* [REQUIRED WORK]
For each line that holds "autres", copy the line out.

[BEGIN DATA FOR THIS EXERCISE]

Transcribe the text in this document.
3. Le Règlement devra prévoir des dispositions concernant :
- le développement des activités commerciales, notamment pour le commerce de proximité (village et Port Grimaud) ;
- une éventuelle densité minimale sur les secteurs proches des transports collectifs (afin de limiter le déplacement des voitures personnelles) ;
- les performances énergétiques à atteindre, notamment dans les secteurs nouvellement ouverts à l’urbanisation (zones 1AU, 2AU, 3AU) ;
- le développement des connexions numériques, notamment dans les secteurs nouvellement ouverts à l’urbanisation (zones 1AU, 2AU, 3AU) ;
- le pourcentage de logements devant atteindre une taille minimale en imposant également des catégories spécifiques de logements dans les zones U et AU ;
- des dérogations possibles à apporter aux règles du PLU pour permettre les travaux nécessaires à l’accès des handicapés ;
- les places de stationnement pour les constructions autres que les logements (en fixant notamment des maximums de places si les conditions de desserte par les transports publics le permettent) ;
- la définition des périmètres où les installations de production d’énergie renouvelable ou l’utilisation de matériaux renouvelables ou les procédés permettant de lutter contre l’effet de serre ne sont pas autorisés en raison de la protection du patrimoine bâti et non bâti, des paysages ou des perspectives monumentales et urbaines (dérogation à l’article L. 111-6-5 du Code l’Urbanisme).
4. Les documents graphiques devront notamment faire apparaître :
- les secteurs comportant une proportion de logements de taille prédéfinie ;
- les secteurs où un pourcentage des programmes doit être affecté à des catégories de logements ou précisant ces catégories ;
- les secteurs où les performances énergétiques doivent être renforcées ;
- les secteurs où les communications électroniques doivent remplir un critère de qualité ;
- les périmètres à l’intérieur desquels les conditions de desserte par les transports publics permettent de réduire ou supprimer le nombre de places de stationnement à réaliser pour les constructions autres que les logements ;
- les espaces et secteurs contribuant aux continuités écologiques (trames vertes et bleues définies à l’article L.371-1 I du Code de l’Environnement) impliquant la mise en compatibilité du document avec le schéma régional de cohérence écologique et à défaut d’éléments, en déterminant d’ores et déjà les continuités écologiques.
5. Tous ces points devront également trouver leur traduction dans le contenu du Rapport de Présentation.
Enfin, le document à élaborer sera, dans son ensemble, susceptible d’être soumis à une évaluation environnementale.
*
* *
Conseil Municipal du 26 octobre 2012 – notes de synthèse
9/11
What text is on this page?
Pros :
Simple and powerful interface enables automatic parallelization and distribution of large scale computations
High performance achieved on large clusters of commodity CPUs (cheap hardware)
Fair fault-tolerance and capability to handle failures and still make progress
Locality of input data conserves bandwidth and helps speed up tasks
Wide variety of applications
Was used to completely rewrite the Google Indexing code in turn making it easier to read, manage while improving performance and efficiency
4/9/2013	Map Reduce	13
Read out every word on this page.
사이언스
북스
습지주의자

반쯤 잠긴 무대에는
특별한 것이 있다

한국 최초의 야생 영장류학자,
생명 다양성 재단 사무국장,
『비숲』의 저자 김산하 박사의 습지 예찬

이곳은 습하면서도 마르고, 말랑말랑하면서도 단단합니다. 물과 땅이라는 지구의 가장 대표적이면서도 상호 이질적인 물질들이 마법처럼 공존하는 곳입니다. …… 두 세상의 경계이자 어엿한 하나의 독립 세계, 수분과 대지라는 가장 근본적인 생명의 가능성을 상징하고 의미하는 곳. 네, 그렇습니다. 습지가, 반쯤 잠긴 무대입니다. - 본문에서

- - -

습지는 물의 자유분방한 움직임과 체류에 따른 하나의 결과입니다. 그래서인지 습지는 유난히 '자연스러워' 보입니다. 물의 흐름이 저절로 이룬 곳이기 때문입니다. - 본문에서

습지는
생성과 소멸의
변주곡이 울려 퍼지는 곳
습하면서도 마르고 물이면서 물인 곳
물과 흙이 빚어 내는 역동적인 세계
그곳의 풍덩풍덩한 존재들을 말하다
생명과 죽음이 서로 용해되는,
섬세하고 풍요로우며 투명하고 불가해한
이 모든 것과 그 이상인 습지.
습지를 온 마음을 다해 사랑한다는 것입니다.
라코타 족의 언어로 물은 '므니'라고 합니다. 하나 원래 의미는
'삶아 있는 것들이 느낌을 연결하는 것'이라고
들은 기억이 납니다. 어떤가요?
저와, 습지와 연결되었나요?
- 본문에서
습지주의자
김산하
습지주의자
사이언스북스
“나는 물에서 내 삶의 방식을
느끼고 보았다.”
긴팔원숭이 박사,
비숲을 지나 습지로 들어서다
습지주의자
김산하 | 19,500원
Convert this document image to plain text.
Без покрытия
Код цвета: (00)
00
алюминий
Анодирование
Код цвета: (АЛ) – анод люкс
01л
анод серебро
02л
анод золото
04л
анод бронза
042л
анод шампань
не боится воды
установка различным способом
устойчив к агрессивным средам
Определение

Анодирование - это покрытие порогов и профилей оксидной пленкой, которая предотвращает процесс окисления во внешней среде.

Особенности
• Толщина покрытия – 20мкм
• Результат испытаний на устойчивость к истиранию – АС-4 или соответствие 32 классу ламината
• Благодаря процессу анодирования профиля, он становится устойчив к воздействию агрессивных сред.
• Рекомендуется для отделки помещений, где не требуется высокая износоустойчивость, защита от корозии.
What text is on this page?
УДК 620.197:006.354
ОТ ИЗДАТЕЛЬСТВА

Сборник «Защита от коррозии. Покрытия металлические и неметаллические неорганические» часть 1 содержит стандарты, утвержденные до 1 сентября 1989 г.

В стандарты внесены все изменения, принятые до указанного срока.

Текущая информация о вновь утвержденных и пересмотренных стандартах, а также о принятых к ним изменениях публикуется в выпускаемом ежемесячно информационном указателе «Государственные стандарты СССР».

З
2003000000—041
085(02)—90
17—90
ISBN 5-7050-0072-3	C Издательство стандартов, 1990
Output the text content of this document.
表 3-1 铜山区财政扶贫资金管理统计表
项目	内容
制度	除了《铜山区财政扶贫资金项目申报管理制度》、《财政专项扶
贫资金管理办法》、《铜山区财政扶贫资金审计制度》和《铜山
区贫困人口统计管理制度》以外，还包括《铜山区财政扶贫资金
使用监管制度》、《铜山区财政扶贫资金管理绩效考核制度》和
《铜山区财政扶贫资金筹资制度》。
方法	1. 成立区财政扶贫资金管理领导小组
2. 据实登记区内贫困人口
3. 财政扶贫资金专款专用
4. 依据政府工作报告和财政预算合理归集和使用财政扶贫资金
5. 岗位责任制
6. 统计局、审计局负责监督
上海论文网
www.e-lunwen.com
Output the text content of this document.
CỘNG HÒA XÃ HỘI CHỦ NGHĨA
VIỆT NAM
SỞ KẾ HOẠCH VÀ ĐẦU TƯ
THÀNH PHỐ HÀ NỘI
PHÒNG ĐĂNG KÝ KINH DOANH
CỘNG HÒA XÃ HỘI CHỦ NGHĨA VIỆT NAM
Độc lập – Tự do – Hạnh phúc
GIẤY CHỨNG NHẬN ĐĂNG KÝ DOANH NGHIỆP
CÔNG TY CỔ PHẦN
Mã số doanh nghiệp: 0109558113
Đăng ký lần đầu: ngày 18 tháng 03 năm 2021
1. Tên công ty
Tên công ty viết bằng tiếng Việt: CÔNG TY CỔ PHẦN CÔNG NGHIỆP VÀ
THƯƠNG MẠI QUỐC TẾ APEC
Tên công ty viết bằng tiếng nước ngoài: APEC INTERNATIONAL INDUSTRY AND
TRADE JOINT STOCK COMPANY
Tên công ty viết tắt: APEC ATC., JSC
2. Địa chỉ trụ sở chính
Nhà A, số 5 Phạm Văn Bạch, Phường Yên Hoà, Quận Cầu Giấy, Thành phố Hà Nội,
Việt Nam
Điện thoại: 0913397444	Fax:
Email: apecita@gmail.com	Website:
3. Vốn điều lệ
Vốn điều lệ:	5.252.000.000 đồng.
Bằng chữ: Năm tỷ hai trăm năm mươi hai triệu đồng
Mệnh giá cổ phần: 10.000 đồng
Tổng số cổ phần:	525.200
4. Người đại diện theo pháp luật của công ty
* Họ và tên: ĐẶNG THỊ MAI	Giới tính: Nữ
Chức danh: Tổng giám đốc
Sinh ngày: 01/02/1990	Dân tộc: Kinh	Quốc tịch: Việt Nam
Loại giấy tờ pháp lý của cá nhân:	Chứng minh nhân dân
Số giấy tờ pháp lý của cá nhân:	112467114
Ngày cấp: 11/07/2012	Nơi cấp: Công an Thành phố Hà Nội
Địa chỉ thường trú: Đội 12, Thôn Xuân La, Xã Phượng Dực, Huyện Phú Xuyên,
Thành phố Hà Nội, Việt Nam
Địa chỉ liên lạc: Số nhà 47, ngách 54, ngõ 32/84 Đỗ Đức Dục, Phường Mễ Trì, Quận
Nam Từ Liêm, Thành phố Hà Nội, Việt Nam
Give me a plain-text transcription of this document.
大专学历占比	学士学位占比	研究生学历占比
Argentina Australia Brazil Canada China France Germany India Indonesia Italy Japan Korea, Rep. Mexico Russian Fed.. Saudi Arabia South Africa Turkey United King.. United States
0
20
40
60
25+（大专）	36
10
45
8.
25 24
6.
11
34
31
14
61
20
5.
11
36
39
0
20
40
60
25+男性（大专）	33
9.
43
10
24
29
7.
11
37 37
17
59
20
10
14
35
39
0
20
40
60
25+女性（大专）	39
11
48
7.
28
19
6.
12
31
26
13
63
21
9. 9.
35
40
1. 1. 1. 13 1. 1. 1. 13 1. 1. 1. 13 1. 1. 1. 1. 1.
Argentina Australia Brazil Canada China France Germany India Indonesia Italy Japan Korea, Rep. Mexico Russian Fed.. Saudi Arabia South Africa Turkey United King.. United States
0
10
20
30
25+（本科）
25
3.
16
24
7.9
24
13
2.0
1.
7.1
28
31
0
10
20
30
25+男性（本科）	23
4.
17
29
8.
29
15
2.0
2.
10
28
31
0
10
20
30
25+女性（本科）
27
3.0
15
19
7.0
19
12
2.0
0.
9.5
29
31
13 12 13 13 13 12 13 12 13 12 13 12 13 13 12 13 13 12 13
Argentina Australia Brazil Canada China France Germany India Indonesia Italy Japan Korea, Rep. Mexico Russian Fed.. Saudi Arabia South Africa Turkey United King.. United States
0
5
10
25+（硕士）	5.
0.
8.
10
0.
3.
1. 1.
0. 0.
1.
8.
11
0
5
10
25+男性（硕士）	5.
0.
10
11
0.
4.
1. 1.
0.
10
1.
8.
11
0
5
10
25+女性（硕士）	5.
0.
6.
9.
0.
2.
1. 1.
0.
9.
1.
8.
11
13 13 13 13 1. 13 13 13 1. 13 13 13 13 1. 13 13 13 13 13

[END DATA FOR THIS EXERCISE]

* [OUTPUT BELOW]
- les places de stationnement pour les constructions autres que les logements (en fixant notamment des maximums de places si les conditions de desserte par les transports publics le permettent) ;
- les périmètres à l’intérieur desquels les conditions de desserte par les transports publics permettent de réduire ou supprimer le nombre de places de stationnement à réaliser pour les constructions autres que les logements ;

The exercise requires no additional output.